## WHAT IS REQUIRED
Return all of the entries exactly, with nothing added or left out.

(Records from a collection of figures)
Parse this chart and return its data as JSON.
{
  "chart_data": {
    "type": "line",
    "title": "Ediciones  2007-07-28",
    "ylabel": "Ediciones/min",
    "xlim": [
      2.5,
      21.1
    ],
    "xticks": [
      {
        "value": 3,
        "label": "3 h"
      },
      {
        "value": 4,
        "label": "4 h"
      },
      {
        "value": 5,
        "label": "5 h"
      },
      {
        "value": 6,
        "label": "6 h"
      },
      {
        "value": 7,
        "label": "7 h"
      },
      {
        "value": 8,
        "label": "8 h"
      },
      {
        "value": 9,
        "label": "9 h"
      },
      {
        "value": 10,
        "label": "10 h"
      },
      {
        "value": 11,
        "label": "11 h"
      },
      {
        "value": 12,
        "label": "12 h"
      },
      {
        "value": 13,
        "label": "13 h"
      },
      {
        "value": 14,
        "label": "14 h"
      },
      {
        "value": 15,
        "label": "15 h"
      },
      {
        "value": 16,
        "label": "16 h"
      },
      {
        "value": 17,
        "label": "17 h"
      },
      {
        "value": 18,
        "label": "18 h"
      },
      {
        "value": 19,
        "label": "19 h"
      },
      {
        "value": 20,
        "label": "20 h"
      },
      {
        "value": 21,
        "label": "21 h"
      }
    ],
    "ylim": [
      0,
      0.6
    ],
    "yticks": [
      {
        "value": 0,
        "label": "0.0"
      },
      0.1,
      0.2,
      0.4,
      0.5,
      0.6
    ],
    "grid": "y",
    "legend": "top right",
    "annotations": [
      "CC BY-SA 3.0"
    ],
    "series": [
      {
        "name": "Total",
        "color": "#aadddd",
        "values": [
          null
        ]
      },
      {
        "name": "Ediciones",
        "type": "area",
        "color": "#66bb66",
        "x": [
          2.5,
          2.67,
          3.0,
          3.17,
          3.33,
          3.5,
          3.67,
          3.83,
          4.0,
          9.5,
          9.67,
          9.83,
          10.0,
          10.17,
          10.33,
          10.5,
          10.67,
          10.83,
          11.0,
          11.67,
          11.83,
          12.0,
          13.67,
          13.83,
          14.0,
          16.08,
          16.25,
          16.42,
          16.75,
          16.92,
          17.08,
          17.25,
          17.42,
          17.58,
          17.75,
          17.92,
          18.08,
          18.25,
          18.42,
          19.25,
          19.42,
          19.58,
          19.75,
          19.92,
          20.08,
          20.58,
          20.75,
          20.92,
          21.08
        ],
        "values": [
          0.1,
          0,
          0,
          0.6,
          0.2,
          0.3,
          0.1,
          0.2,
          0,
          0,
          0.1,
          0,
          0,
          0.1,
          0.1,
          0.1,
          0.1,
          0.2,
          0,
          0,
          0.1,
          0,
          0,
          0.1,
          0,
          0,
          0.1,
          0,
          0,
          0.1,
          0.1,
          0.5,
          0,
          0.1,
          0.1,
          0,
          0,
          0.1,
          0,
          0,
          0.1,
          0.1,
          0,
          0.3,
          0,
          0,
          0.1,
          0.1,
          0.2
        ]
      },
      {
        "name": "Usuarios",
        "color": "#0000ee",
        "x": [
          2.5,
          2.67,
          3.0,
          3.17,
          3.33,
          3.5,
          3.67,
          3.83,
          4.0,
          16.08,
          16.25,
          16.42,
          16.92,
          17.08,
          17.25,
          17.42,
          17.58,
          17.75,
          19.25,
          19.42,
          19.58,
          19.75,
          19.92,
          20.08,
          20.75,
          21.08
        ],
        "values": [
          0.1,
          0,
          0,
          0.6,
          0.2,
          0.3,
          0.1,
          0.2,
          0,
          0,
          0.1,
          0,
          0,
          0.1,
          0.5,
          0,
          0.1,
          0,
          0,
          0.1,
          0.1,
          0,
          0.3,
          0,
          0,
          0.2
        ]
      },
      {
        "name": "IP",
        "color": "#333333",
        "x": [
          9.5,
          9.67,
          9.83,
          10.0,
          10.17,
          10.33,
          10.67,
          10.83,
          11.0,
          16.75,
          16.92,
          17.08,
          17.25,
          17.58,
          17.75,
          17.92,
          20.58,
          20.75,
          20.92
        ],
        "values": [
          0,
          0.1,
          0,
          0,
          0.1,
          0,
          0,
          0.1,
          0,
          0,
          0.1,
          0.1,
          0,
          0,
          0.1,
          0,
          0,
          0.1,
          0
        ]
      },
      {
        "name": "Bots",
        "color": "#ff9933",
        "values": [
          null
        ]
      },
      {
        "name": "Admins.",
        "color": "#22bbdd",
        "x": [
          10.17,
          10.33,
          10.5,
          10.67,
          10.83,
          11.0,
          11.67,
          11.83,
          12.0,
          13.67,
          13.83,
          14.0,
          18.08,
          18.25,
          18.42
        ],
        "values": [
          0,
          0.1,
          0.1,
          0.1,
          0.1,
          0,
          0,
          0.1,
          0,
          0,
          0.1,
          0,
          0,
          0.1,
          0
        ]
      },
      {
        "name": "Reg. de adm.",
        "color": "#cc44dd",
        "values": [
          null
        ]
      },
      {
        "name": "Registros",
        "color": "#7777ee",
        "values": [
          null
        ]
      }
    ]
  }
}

## SOLVED EXERCISE
Parse this chart and return its data as JSON.
{
  "chart_data": {
    "type": "line",
    "title": "Ediciones  2007-07-28",
    "ylabel": "Ediciones/min",
    "xlim": [
      2.5,
      21.1
    ],
    "xticks": [
      {
        "value": 3,
        "label": "3 h"
      },
      {
        "value": 4,
        "label": "4 h"
      },
      {
        "value": 5,
        "label": "5 h"
      },
      {
        "value": 6,
        "label": "6 h"
      },
      {
        "value": 7,
        "label": "7 h"
      },
      {
        "value": 8,
        "label": "8 h"
      },
      {
        "value": 9,
        "label": "9 h"
      },
      {
        "value": 10,
        "label": "10 h"
      },
      {
        "value": 11,
        "label": "11 h"
      },
      {
        "value": 12,
        "label": "12 h"
      },
      {
        "value": 13,
        "label": "13 h"
      },
      {
        "value": 14,
        "label": "14 h"
      },
      {
        "value": 15,
        "label": "15 h"
      },
      {
        "value": 16,
        "label": "16 h"
      },
      {
        "value": 17,
        "label": "17 h"
      },
      {
        "value": 18,
        "label": "18 h"
      },
      {
        "value": 19,
        "label": "19 h"
      },
      {
        "value": 20,
        "label": "20 h"
      },
      {
        "value": 21,
        "label": "21 h"
      }
    ],
    "ylim": [
      0,
      0.6
    ],
    "yticks": [
      {
        "value": 0,
        "label": "0.0"
      },
      0.1,
      0.2,
      0.4,
      0.5,
      0.6
    ],
    "grid": "y",
    "legend": "top right",
    "annotations": [
      "CC BY-SA 3.0"
    ],
    "series": [
      {
        "name": "Total",
        "color": "#aadddd",
        "values": [
          null
        ]
      },
      {
        "name": "Ediciones",
        "type": "area",
        "color": "#66bb66",
        "x": [
          2.5,
          2.67,
          3.0,
          3.17,
          3.33,
          3.5,
          3.67,
          3.83,
          4.0,
          9.5,
          9.67,
          9.83,
          10.0,
          10.17,
          10.33,
          10.5,
          10.67,
          10.83,
          11.0,
          11.67,
          11.83,
          12.0,
          13.67,
          13.83,
          14.0,
          16.08,
          16.25,
          16.42,
          16.75,
          16.92,
          17.08,
          17.25,
          17.42,
          17.58,
          17.75,
          17.92,
          18.08,
          18.25,
          18.42,
          19.25,
          19.42,
          19.58,
          19.75,
          19.92,
          20.08,
          20.58,
          20.75,
          20.92,
          21.08
        ],
        "values": [
          0.1,
          0,
          0,
          0.6,
          0.2,
          0.3,
          0.1,
          0.2,
          0,
          0,
          0.1,
          0,
          0,
          0.1,
          0.1,
          0.1,
          0.1,
          0.2,
          0,
          0,
          0.1,
          0,
          0,
          0.1,
          0,
          0,
          0.1,
          0,
          0,
          0.1,
          0.1,
          0.5,
          0,
          0.1,
          0.1,
          0,
          0,
          0.1,
          0,
          0,
          0.1,
          0.1,
          0,
          0.3,
          0,
          0,
          0.1,
          0.1,
          0.2
        ]
      },
      {
        "name": "Usuarios",
        "color": "#0000ee",
        "x": [
          2.5,
          2.67,
          3.0,
          3.17,
          3.33,
          3.5,
          3.67,
          3.83,
          4.0,
          16.08,
          16.25,
          16.42,
          16.92,
          17.08,
          17.25,
          17.42,
          17.58,
          17.75,
          19.25,
          19.42,
          19.58,
          19.75,
          19.92,
          20.08,
          20.75,
          21.08
        ],
        "values": [
          0.1,
          0,
          0,
          0.6,
          0.2,
          0.3,
          0.1,
          0.2,
          0,
          0,
          0.1,
          0,
          0,
          0.1,
          0.5,
          0,
          0.1,
          0,
          0,
          0.1,
          0.1,
          0,
          0.3,
          0,
          0,
          0.2
        ]
      },
      {
        "name": "IP",
        "color": "#333333",
        "x": [
          9.5,
          9.67,
          9.83,
          10.0,
          10.17,
          10.33,
          10.67,
          10.83,
          11.0,
          16.75,
          16.92,
          17.08,
          17.25,
          17.58,
          17.75,
          17.92,
          20.58,
          20.75,
          20.92
        ],
        "values": [
          0,
          0.1,
          0,
          0,
          0.1,
          0,
          0,
          0.1,
          0,
          0,
          0.1,
          0.1,
          0,
          0,
          0.1,
          0,
          0,
          0.1,
          0
        ]
      },
      {
        "name": "Bots",
        "color": "#ff9933",
        "values": [
          null
        ]
      },
      {
        "name": "Admins.",
        "color": "#22bbdd",
        "x": [
          10.17,
          10.33,
          10.5,
          10.67,
          10.83,
          11.0,
          11.67,
          11.83,
          12.0,
          13.67,
          13.83,
          14.0,
          18.08,
          18.25,
          18.42
        ],
        "values": [
          0,
          0.1,
          0.1,
          0.1,
          0.1,
          0,
          0,
          0.1,
          0,
          0,
          0.1,
          0,
          0,
          0.1,
          0
        ]
      },
      {
        "name": "Reg. de adm.",
        "color": "#cc44dd",
        "values": [
          null
        ]
      },
      {
        "name": "Registros",
        "color": "#7777ee",
        "values": [
          null
        ]
      }
    ]
  }
}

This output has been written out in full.